What you are asked to do. Please reproduce each line of the listing below exactly, with no changes.

Dataset excerpt:
* * * * *

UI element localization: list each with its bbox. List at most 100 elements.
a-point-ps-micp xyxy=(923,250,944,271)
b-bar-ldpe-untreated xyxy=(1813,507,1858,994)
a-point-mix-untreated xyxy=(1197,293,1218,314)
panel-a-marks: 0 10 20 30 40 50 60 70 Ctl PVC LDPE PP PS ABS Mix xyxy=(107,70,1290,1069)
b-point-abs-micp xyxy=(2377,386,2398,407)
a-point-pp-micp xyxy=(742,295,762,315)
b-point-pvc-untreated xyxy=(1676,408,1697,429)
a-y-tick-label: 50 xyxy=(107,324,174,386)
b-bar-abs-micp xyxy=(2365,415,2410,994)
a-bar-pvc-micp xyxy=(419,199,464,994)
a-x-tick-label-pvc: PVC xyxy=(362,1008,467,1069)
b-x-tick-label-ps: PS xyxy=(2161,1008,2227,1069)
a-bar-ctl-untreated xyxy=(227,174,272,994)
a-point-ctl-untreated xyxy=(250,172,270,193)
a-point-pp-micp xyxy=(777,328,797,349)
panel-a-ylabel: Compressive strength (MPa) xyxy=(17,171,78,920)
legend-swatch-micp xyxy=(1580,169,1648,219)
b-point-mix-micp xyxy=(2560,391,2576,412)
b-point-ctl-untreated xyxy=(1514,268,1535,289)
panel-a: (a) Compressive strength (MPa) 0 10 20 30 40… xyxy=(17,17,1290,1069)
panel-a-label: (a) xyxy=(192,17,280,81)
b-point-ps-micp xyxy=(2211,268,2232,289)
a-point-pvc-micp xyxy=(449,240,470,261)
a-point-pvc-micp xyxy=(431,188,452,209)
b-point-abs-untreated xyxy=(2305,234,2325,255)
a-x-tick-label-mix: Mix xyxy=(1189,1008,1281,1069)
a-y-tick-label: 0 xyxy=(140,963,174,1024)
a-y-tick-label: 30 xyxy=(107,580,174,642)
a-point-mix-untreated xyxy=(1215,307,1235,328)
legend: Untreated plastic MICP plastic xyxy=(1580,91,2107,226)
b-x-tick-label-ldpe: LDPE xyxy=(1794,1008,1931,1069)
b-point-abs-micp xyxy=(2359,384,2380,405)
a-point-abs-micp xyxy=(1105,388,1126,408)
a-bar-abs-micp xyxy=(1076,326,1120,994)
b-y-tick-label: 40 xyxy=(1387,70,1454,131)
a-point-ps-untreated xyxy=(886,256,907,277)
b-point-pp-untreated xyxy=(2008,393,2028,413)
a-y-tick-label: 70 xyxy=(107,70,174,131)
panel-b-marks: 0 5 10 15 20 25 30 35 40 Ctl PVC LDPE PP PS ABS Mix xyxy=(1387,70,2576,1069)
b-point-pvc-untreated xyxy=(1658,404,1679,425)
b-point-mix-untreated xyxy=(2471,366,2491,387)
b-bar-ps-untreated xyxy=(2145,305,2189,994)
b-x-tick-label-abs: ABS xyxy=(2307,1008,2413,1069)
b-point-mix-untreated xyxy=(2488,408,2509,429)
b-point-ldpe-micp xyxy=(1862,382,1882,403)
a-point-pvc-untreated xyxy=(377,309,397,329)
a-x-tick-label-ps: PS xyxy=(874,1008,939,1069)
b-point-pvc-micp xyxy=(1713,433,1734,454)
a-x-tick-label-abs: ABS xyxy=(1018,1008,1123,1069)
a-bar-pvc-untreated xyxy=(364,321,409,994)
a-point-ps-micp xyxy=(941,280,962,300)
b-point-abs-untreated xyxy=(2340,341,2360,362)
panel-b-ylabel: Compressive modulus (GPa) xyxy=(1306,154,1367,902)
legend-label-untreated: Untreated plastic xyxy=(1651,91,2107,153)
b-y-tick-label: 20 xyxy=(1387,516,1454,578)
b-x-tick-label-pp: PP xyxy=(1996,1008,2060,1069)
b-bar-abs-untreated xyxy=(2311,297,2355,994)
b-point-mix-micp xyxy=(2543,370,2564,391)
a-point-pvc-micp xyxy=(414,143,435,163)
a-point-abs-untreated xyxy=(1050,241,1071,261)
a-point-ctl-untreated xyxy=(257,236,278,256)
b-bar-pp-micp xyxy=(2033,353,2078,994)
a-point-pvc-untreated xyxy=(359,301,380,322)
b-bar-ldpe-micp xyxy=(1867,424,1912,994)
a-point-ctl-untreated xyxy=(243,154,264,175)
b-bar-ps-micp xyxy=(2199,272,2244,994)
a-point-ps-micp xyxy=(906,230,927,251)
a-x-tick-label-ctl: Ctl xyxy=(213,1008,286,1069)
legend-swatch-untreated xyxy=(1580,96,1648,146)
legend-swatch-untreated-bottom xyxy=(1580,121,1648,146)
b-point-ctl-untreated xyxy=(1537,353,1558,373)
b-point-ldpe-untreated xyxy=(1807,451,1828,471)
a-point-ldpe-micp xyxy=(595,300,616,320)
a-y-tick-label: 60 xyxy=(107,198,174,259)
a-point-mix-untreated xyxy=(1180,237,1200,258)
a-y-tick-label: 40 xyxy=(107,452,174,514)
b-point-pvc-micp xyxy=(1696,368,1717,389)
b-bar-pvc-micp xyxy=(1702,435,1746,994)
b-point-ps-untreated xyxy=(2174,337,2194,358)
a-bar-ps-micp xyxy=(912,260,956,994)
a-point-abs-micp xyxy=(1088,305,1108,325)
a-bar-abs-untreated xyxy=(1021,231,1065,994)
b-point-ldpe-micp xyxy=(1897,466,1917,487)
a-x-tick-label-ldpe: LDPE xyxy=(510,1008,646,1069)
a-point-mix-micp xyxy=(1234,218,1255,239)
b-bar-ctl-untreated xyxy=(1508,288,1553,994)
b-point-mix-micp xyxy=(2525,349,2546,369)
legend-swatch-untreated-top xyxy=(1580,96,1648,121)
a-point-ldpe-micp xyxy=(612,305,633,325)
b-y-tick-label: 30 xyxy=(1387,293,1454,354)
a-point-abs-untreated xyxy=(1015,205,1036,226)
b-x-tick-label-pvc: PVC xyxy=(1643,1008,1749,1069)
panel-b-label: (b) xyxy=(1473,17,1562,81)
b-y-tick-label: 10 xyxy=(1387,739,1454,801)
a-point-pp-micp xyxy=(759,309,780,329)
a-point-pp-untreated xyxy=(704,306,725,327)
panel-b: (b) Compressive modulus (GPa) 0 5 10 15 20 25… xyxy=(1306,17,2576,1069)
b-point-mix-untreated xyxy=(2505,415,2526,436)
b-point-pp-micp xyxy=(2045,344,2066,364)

* * * * *

Response.
UI element localization: list each with its bbox. List at most 100 elements.
a-point-ps-micp xyxy=(923,250,944,271)
b-bar-ldpe-untreated xyxy=(1813,507,1858,994)
a-point-mix-untreated xyxy=(1197,293,1218,314)
panel-a-marks: 0 10 20 30 40 50 60 70 Ctl PVC LDPE PP PS ABS Mix xyxy=(107,70,1290,1069)
b-point-abs-micp xyxy=(2377,386,2398,407)
a-point-pp-micp xyxy=(742,295,762,315)
b-point-pvc-untreated xyxy=(1676,408,1697,429)
a-y-tick-label: 50 xyxy=(107,324,174,386)
b-bar-abs-micp xyxy=(2365,415,2410,994)
a-bar-pvc-micp xyxy=(419,199,464,994)
a-x-tick-label-pvc: PVC xyxy=(362,1008,467,1069)
b-x-tick-label-ps: PS xyxy=(2161,1008,2227,1069)
a-bar-ctl-untreated xyxy=(227,174,272,994)
a-point-ctl-untreated xyxy=(250,172,270,193)
a-point-pp-micp xyxy=(777,328,797,349)
panel-a-ylabel: Compressive strength (MPa) xyxy=(17,171,78,920)
legend-swatch-micp xyxy=(1580,169,1648,219)
b-point-mix-micp xyxy=(2560,391,2576,412)
b-point-ctl-untreated xyxy=(1514,268,1535,289)
panel-a: (a) Compressive strength (MPa) 0 10 20 30 40… xyxy=(17,17,1290,1069)
panel-a-label: (a) xyxy=(192,17,280,81)
b-point-ps-micp xyxy=(2211,268,2232,289)
a-point-pvc-micp xyxy=(449,240,470,261)
a-point-pvc-micp xyxy=(431,188,452,209)
b-point-abs-untreated xyxy=(2305,234,2325,255)
a-x-tick-label-mix: Mix xyxy=(1189,1008,1281,1069)
a-y-tick-label: 0 xyxy=(140,963,174,1024)
a-y-tick-label: 30 xyxy=(107,580,174,642)
a-point-mix-untreated xyxy=(1215,307,1235,328)
legend: Untreated plastic MICP plastic xyxy=(1580,91,2107,226)
b-x-tick-label-ldpe: LDPE xyxy=(1794,1008,1931,1069)
b-point-abs-micp xyxy=(2359,384,2380,405)
a-point-abs-micp xyxy=(1105,388,1126,408)
a-bar-abs-micp xyxy=(1076,326,1120,994)
b-y-tick-label: 40 xyxy=(1387,70,1454,131)
a-point-ps-untreated xyxy=(886,256,907,277)
b-point-pp-untreated xyxy=(2008,393,2028,413)
a-y-tick-label: 70 xyxy=(107,70,174,131)
panel-b-marks: 0 5 10 15 20 25 30 35 40 Ctl PVC LDPE PP PS ABS Mix xyxy=(1387,70,2576,1069)
b-point-pvc-untreated xyxy=(1658,404,1679,425)
b-point-mix-untreated xyxy=(2471,366,2491,387)
b-bar-ps-untreated xyxy=(2145,305,2189,994)
b-x-tick-label-abs: ABS xyxy=(2307,1008,2413,1069)
b-point-mix-untreated xyxy=(2488,408,2509,429)
b-point-ldpe-micp xyxy=(1862,382,1882,403)
a-point-pvc-untreated xyxy=(377,309,397,329)
a-x-tick-label-ps: PS xyxy=(874,1008,939,1069)
b-point-pvc-micp xyxy=(1713,433,1734,454)
a-x-tick-label-abs: ABS xyxy=(1018,1008,1123,1069)
a-bar-pvc-untreated xyxy=(364,321,409,994)
a-point-ps-micp xyxy=(941,280,962,300)
b-point-abs-untreated xyxy=(2340,341,2360,362)
panel-b-ylabel: Compressive modulus (GPa) xyxy=(1306,154,1367,902)
legend-label-untreated: Untreated plastic xyxy=(1651,91,2107,153)
b-y-tick-label: 20 xyxy=(1387,516,1454,578)
b-x-tick-label-pp: PP xyxy=(1996,1008,2060,1069)
b-bar-abs-untreated xyxy=(2311,297,2355,994)
b-point-mix-micp xyxy=(2543,370,2564,391)
a-point-pvc-micp xyxy=(414,143,435,163)
a-point-abs-untreated xyxy=(1050,241,1071,261)
a-point-ctl-untreated xyxy=(257,236,278,256)
b-bar-pp-micp xyxy=(2033,353,2078,994)
a-point-pvc-untreated xyxy=(359,301,380,322)
b-bar-ldpe-micp xyxy=(1867,424,1912,994)
a-point-ctl-untreated xyxy=(243,154,264,175)
b-bar-ps-micp xyxy=(2199,272,2244,994)
a-point-ps-micp xyxy=(906,230,927,251)
a-x-tick-label-ctl: Ctl xyxy=(213,1008,286,1069)
legend-swatch-untreated xyxy=(1580,96,1648,146)
legend-swatch-untreated-bottom xyxy=(1580,121,1648,146)
b-point-ctl-untreated xyxy=(1537,353,1558,373)
b-point-ldpe-untreated xyxy=(1807,451,1828,471)
a-point-ldpe-micp xyxy=(595,300,616,320)
a-y-tick-label: 60 xyxy=(107,198,174,259)
a-point-mix-untreated xyxy=(1180,237,1200,258)
a-y-tick-label: 40 xyxy=(107,452,174,514)
b-point-pvc-micp xyxy=(1696,368,1717,389)
b-bar-pvc-micp xyxy=(1702,435,1746,994)
b-point-ps-untreated xyxy=(2174,337,2194,358)
a-bar-ps-micp xyxy=(912,260,956,994)
a-point-abs-micp xyxy=(1088,305,1108,325)
a-bar-abs-untreated xyxy=(1021,231,1065,994)
b-point-ldpe-micp xyxy=(1897,466,1917,487)
a-x-tick-label-ldpe: LDPE xyxy=(510,1008,646,1069)
a-point-mix-micp xyxy=(1234,218,1255,239)
b-bar-ctl-untreated xyxy=(1508,288,1553,994)
b-point-mix-micp xyxy=(2525,349,2546,369)
legend-swatch-untreated-top xyxy=(1580,96,1648,121)
a-point-ldpe-micp xyxy=(612,305,633,325)
b-y-tick-label: 30 xyxy=(1387,293,1454,354)
a-point-abs-untreated xyxy=(1015,205,1036,226)
b-x-tick-label-pvc: PVC xyxy=(1643,1008,1749,1069)
panel-b-label: (b) xyxy=(1473,17,1562,81)
b-y-tick-label: 10 xyxy=(1387,739,1454,801)
a-point-pp-micp xyxy=(759,309,780,329)
a-point-pp-untreated xyxy=(704,306,725,327)
panel-b: (b) Compressive modulus (GPa) 0 5 10 15 20 25… xyxy=(1306,17,2576,1069)
b-point-mix-untreated xyxy=(2505,415,2526,436)
b-point-pp-micp xyxy=(2045,344,2066,364)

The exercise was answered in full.